Swap each "breadcrumb-sep" in the data below for "breadcrumb-separator" and leave everything else as it is.

[Lines of data]
--- START ---

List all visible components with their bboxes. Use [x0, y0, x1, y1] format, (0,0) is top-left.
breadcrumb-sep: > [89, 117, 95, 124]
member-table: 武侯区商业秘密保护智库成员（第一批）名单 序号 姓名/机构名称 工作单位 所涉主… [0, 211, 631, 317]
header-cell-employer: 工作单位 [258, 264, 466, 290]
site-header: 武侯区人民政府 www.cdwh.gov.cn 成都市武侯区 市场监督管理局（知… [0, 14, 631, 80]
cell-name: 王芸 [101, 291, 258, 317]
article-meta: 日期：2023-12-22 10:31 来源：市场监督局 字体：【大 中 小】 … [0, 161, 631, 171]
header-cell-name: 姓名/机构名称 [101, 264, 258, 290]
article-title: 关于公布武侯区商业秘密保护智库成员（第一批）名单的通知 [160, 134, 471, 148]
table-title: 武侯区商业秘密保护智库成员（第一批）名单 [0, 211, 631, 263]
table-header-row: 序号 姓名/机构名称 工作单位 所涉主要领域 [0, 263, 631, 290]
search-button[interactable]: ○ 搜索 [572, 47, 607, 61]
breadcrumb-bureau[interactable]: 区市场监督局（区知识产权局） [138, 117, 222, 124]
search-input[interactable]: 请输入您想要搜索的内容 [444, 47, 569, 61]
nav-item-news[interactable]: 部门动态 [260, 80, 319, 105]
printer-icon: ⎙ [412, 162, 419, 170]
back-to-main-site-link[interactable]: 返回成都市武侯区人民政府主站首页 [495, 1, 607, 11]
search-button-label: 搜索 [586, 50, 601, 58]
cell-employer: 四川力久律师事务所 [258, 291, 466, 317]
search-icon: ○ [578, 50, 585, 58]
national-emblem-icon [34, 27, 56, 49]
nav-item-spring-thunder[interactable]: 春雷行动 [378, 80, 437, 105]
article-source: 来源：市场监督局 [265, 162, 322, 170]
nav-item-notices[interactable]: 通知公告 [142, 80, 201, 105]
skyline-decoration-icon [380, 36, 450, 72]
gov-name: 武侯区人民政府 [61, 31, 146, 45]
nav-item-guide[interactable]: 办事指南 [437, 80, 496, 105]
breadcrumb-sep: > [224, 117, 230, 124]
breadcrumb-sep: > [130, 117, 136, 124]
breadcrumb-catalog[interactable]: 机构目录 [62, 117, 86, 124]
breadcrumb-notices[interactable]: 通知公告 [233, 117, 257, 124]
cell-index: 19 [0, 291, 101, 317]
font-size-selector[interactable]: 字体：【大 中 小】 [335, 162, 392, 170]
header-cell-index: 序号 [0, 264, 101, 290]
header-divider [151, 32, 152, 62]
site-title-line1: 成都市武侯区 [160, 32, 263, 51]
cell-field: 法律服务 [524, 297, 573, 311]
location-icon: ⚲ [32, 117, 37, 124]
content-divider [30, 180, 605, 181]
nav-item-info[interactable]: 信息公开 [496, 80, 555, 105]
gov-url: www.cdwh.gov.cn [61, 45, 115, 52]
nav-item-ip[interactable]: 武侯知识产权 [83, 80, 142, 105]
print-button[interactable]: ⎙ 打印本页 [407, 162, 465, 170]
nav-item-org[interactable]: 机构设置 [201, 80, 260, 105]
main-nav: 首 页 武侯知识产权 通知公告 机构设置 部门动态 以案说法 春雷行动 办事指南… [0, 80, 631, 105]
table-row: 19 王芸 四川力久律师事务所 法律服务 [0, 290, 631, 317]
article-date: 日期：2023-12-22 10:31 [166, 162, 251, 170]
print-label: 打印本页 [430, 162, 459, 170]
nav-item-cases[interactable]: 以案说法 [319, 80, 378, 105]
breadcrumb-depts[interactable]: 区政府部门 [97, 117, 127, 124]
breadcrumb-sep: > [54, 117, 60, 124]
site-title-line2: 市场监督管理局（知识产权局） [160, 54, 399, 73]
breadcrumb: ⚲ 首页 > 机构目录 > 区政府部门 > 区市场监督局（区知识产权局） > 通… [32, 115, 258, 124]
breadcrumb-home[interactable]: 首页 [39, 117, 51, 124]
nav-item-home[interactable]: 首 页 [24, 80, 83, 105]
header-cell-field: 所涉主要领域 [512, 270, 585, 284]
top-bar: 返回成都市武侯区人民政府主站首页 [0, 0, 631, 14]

--- END ---

Reply to the task
List all visible components with their bboxes. Use [x0, y0, x1, y1] format, (0,0) is top-left.
breadcrumb-separator: > [89, 117, 95, 124]
member-table: 武侯区商业秘密保护智库成员（第一批）名单 序号 姓名/机构名称 工作单位 所涉主… [0, 211, 631, 317]
header-cell-employer: 工作单位 [258, 264, 466, 290]
site-header: 武侯区人民政府 www.cdwh.gov.cn 成都市武侯区 市场监督管理局（知… [0, 14, 631, 80]
cell-name: 王芸 [101, 291, 258, 317]
article-meta: 日期：2023-12-22 10:31 来源：市场监督局 字体：【大 中 小】 … [0, 161, 631, 171]
header-cell-name: 姓名/机构名称 [101, 264, 258, 290]
article-title: 关于公布武侯区商业秘密保护智库成员（第一批）名单的通知 [160, 134, 471, 148]
table-title: 武侯区商业秘密保护智库成员（第一批）名单 [0, 211, 631, 263]
table-header-row: 序号 姓名/机构名称 工作单位 所涉主要领域 [0, 263, 631, 290]
search-button[interactable]: ○ 搜索 [572, 47, 607, 61]
breadcrumb-bureau[interactable]: 区市场监督局（区知识产权局） [138, 117, 222, 124]
search-input[interactable]: 请输入您想要搜索的内容 [444, 47, 569, 61]
nav-item-news[interactable]: 部门动态 [260, 80, 319, 105]
printer-icon: ⎙ [412, 162, 419, 170]
back-to-main-site-link[interactable]: 返回成都市武侯区人民政府主站首页 [495, 1, 607, 11]
search-button-label: 搜索 [586, 50, 601, 58]
cell-employer: 四川力久律师事务所 [258, 291, 466, 317]
search-icon: ○ [578, 50, 585, 58]
national-emblem-icon [34, 27, 56, 49]
nav-item-spring-thunder[interactable]: 春雷行动 [378, 80, 437, 105]
article-source: 来源：市场监督局 [265, 162, 322, 170]
nav-item-notices[interactable]: 通知公告 [142, 80, 201, 105]
skyline-decoration-icon [380, 36, 450, 72]
gov-name: 武侯区人民政府 [61, 31, 146, 45]
nav-item-guide[interactable]: 办事指南 [437, 80, 496, 105]
breadcrumb-separator: > [224, 117, 230, 124]
breadcrumb-separator: > [130, 117, 136, 124]
breadcrumb-catalog[interactable]: 机构目录 [62, 117, 86, 124]
breadcrumb-notices[interactable]: 通知公告 [233, 117, 257, 124]
cell-index: 19 [0, 291, 101, 317]
font-size-selector[interactable]: 字体：【大 中 小】 [335, 162, 392, 170]
header-cell-index: 序号 [0, 264, 101, 290]
header-divider [151, 32, 152, 62]
site-title-line1: 成都市武侯区 [160, 32, 263, 51]
cell-field: 法律服务 [524, 297, 573, 311]
location-icon: ⚲ [32, 117, 37, 124]
content-divider [30, 180, 605, 181]
nav-item-info[interactable]: 信息公开 [496, 80, 555, 105]
gov-url: www.cdwh.gov.cn [61, 45, 115, 52]
nav-item-ip[interactable]: 武侯知识产权 [83, 80, 142, 105]
print-button[interactable]: ⎙ 打印本页 [407, 162, 465, 170]
nav-item-org[interactable]: 机构设置 [201, 80, 260, 105]
main-nav: 首 页 武侯知识产权 通知公告 机构设置 部门动态 以案说法 春雷行动 办事指南… [0, 80, 631, 105]
table-row: 19 王芸 四川力久律师事务所 法律服务 [0, 290, 631, 317]
article-date: 日期：2023-12-22 10:31 [166, 162, 251, 170]
print-label: 打印本页 [430, 162, 459, 170]
nav-item-cases[interactable]: 以案说法 [319, 80, 378, 105]
breadcrumb-depts[interactable]: 区政府部门 [97, 117, 127, 124]
breadcrumb-separator: > [54, 117, 60, 124]
site-title-line2: 市场监督管理局（知识产权局） [160, 54, 399, 73]
breadcrumb: ⚲ 首页 > 机构目录 > 区政府部门 > 区市场监督局（区知识产权局） > 通… [32, 115, 258, 124]
breadcrumb-home[interactable]: 首页 [39, 117, 51, 124]
nav-item-home[interactable]: 首 页 [24, 80, 83, 105]
header-cell-field: 所涉主要领域 [512, 270, 585, 284]
top-bar: 返回成都市武侯区人民政府主站首页 [0, 0, 631, 14]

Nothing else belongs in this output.